#### EXERCISE INPUT:

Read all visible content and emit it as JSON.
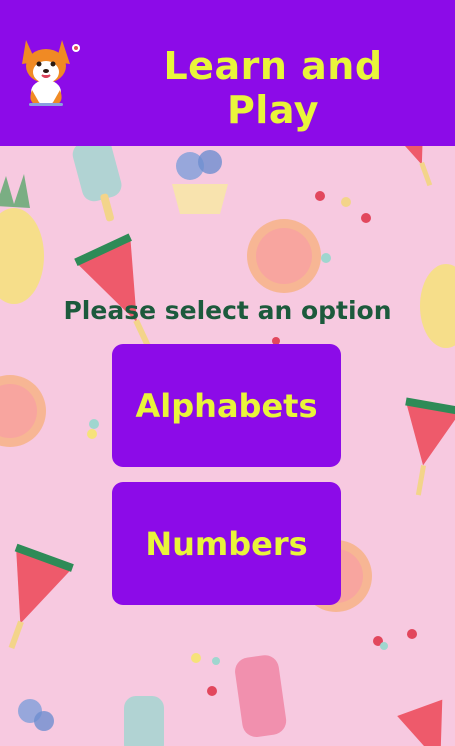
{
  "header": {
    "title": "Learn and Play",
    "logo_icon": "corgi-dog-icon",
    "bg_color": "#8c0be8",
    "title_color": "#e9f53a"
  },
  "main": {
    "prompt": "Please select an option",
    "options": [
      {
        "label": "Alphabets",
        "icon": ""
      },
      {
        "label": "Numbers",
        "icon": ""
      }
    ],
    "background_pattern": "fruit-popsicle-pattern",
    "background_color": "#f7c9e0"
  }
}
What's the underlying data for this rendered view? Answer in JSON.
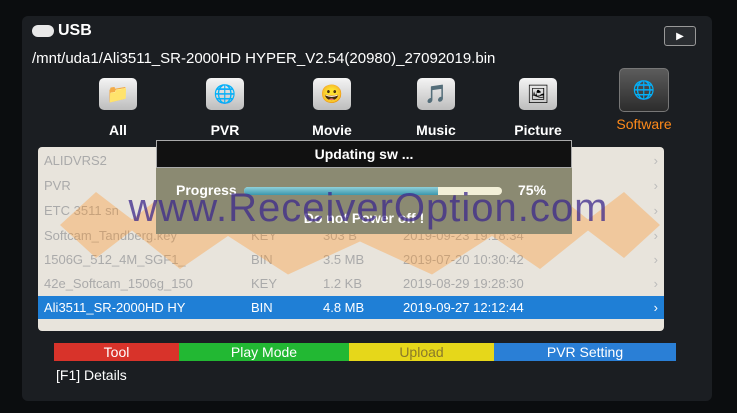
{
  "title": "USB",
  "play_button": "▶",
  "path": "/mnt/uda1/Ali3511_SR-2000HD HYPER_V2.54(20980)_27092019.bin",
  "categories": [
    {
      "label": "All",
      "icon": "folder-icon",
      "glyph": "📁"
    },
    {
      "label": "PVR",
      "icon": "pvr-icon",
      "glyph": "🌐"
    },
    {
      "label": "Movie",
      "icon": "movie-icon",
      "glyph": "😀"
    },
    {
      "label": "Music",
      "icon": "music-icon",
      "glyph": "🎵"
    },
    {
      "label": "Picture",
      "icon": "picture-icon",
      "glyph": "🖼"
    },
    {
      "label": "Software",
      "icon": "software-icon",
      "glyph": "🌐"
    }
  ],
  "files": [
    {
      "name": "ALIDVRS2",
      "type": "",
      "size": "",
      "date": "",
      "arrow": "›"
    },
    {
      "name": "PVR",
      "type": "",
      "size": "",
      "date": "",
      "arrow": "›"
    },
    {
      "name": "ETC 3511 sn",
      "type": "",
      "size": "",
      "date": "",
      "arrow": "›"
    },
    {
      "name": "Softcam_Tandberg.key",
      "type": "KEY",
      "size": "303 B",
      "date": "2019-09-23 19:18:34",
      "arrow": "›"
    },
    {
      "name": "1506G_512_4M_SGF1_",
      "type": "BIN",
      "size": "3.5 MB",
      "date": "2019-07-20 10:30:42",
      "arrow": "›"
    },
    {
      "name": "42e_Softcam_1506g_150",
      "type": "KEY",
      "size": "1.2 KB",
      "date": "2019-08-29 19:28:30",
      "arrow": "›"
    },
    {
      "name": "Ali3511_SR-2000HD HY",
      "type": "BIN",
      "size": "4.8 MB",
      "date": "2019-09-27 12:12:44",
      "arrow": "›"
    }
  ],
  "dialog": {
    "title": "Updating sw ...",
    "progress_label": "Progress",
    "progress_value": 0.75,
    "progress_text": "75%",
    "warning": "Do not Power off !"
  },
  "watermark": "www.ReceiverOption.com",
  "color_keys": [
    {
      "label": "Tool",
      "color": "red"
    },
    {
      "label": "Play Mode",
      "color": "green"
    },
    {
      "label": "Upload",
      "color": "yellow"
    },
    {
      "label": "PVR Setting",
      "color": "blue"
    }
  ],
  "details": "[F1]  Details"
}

#### JOB:
How many lines in the records hold the string "glyph"? Reply with the number alone.

#### PROBLEM SOLUTION:
6